EXERCISE AIM:
Carry on the news article about universities agreeing to reconsider their Israel-linked investments, picking up right after its final sentence.

EXCERPTED PASSAGE:
To get protesters off campus lawns, Brown University and others have agreed to consider ending investments linked to Israel. But how?

The pro-Palestinian encampment at Brown University was dismantled after the school agreed to hold a vote this fall on whether its $6 billion endowment should divest from Israeli-connected holdings.Credit...Philip Keith for The New York Times

Santul NerkarRob Copeland and

Business reporters Santul Nerkar, Rob Copeland and Maureen Farrell spoke to students and major university donors for this article.

Desperate to stem protests that have convulsed campuses across the country, a small number of universities have agreed to reconsider their investments in companies that do business with Israel.

The deals, which have eased tension on campuses with only a few days left before students break for the summer, would have been unthinkable even a week ago. And they’re a gamble, potentially putting universities on a collision course with influential donors, politicians and students who support Israel.

The schools are still far from pulling money: Brown University, the liberal Ivy League institution, agreed this week only to hold a board vote this fall on whether its $6.6 billion endowment should divest from any Israeli-connected holdings. In exchange, the pro-Palestinian encampment on the campus's main lawn was dismantled.

Northwestern University and the University of Minnesota have also struck deals with student protesters to clear camps in exchange for a commitment to discuss the schools’ investment policies around Israel. The moves could add pressure on administrators at Columbia University, the University of Michigan and the University of North Carolina, among others, where protesters have made divestment from Israel a central rallying cry.

SUPPLIED DATA:

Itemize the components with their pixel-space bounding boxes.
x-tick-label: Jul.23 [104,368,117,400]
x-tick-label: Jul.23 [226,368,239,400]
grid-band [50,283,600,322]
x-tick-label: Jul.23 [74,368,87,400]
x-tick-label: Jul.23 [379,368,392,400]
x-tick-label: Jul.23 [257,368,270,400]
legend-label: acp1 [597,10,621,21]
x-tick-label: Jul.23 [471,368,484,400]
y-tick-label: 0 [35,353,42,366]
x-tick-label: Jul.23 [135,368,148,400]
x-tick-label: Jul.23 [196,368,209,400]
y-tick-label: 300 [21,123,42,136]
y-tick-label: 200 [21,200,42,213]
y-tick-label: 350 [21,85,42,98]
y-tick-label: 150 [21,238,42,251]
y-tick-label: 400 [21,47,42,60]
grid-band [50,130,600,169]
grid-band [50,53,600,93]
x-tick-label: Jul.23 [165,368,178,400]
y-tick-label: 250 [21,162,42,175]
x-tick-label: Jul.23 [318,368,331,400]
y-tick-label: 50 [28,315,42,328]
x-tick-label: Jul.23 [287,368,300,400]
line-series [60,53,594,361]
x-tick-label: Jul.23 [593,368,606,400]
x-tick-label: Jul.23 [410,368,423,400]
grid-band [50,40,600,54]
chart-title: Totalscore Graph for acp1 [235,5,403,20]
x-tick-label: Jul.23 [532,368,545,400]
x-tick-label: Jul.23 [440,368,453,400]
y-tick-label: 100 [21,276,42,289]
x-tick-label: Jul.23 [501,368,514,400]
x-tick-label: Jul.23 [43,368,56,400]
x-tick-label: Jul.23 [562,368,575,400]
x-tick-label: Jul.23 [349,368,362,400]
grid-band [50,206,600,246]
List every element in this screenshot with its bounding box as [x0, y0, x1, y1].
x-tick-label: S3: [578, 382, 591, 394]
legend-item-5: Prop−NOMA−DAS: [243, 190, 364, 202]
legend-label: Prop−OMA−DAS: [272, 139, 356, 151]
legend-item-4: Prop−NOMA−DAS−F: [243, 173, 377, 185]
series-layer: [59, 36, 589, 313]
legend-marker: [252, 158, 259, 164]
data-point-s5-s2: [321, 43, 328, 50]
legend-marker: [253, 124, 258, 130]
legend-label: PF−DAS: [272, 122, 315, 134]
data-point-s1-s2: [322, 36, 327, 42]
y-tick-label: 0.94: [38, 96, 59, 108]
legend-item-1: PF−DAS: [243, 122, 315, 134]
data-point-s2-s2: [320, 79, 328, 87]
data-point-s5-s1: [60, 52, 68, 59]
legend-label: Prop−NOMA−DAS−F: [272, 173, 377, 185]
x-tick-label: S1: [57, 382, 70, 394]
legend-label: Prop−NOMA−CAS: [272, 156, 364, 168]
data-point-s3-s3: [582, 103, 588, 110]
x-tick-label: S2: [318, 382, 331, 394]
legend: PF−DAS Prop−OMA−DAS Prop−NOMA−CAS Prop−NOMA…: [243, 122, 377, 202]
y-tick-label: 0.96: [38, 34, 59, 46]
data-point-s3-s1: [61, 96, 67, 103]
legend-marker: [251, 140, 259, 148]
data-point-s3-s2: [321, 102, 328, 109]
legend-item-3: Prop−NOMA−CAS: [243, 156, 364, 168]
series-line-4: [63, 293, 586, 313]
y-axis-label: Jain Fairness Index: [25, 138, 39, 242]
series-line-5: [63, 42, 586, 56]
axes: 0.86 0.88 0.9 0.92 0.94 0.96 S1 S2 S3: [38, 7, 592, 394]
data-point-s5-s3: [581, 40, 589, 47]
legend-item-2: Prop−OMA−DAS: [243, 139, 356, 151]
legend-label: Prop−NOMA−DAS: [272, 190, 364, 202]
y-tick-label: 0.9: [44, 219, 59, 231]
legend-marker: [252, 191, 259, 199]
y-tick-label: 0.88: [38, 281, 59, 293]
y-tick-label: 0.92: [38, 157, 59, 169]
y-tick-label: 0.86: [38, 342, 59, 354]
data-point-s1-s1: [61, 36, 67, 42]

ANSWER SECTION:
The issue of financial divestment from Israel has long been an untouchable one, both in American politics and among the Wall Street titans who manage university endowments and make up a large source of donations. Taking sides now is a surefire way to inflame at least one faction in a conflict that has divided campuses, split the Democratic Party and handed Republican lawmakers a cudgel with which to attack the institutions.

Even the renewed talk of divestment has raised alarms among the well-heeled donors whom few universities dare cross, and who have exerted influence over the debate on college campuses since Hamas’s Oct. 7 attack on Israel and the subsequent invasion of Gaza. Billionaires, including the fund manager William A. Ackman and Marc Rowan, a private-equity chieftain, mounted campaigns to remove the presidents of Harvard University and the University of Pennsylvania over their handling of antisemitism on their campuses.